» Supplied records
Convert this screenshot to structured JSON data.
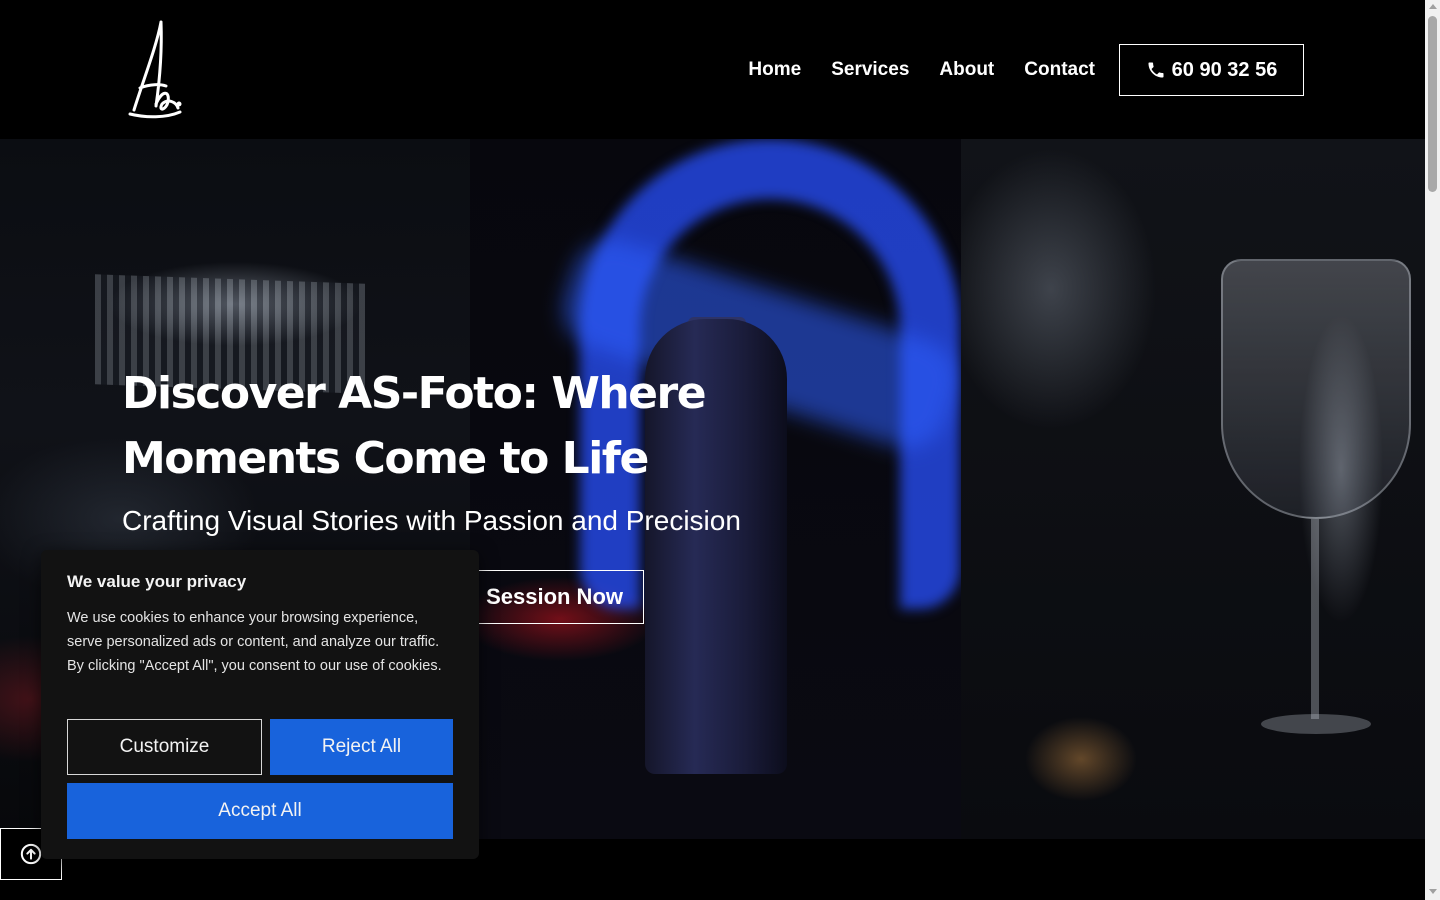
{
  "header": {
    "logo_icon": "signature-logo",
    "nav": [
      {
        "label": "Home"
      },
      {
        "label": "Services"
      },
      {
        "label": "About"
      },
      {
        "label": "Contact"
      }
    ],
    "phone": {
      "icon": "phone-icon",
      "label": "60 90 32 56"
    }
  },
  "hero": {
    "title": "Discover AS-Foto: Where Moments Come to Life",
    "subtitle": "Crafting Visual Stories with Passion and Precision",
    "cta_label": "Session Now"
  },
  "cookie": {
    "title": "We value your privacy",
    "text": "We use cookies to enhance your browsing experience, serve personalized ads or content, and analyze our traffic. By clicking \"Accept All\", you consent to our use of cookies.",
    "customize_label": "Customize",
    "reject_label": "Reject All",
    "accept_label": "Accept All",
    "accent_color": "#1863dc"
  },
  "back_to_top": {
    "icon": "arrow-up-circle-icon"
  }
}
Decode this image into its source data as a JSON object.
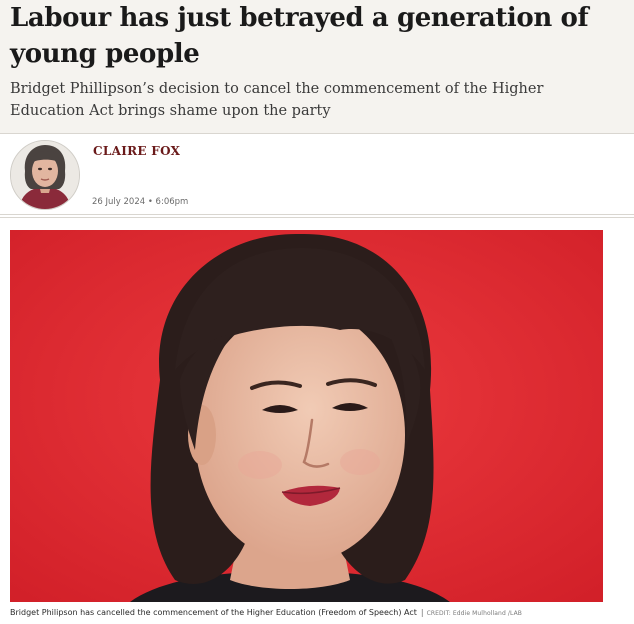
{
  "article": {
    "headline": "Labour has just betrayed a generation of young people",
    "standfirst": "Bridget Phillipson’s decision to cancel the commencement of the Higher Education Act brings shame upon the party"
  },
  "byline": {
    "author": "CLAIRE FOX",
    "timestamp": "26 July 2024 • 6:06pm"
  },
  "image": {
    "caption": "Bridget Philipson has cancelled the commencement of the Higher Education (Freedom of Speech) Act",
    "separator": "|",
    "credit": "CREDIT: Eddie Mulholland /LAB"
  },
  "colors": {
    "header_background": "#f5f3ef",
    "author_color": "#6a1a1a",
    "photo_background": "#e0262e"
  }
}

» Your goal
Send back the data above word for word, with the pictures left out.

» Solution to the exercise
Convert this screenshot to structured JSON data.
{
  "header": {
    "logo_icon": "signature-logo",
    "nav": [
      {
        "label": "Home"
      },
      {
        "label": "Services"
      },
      {
        "label": "About"
      },
      {
        "label": "Contact"
      }
    ],
    "phone": {
      "icon": "phone-icon",
      "label": "60 90 32 56"
    }
  },
  "hero": {
    "title": "Discover AS-Foto: Where Moments Come to Life",
    "subtitle": "Crafting Visual Stories with Passion and Precision",
    "cta_label": "Session Now"
  },
  "cookie": {
    "title": "We value your privacy",
    "text": "We use cookies to enhance your browsing experience, serve personalized ads or content, and analyze our traffic. By clicking \"Accept All\", you consent to our use of cookies.",
    "customize_label": "Customize",
    "reject_label": "Reject All",
    "accept_label": "Accept All",
    "accent_color": "#1863dc"
  },
  "back_to_top": {
    "icon": "arrow-up-circle-icon"
  }
}
Decode this image into its source data as a JSON object.
{
  "article": {
    "headline": "Labour has just betrayed a generation of young people",
    "standfirst": "Bridget Phillipson’s decision to cancel the commencement of the Higher Education Act brings shame upon the party"
  },
  "byline": {
    "author": "CLAIRE FOX",
    "timestamp": "26 July 2024 • 6:06pm"
  },
  "image": {
    "caption": "Bridget Philipson has cancelled the commencement of the Higher Education (Freedom of Speech) Act",
    "separator": "|",
    "credit": "CREDIT: Eddie Mulholland /LAB"
  },
  "colors": {
    "header_background": "#f5f3ef",
    "author_color": "#6a1a1a",
    "photo_background": "#e0262e"
  }
}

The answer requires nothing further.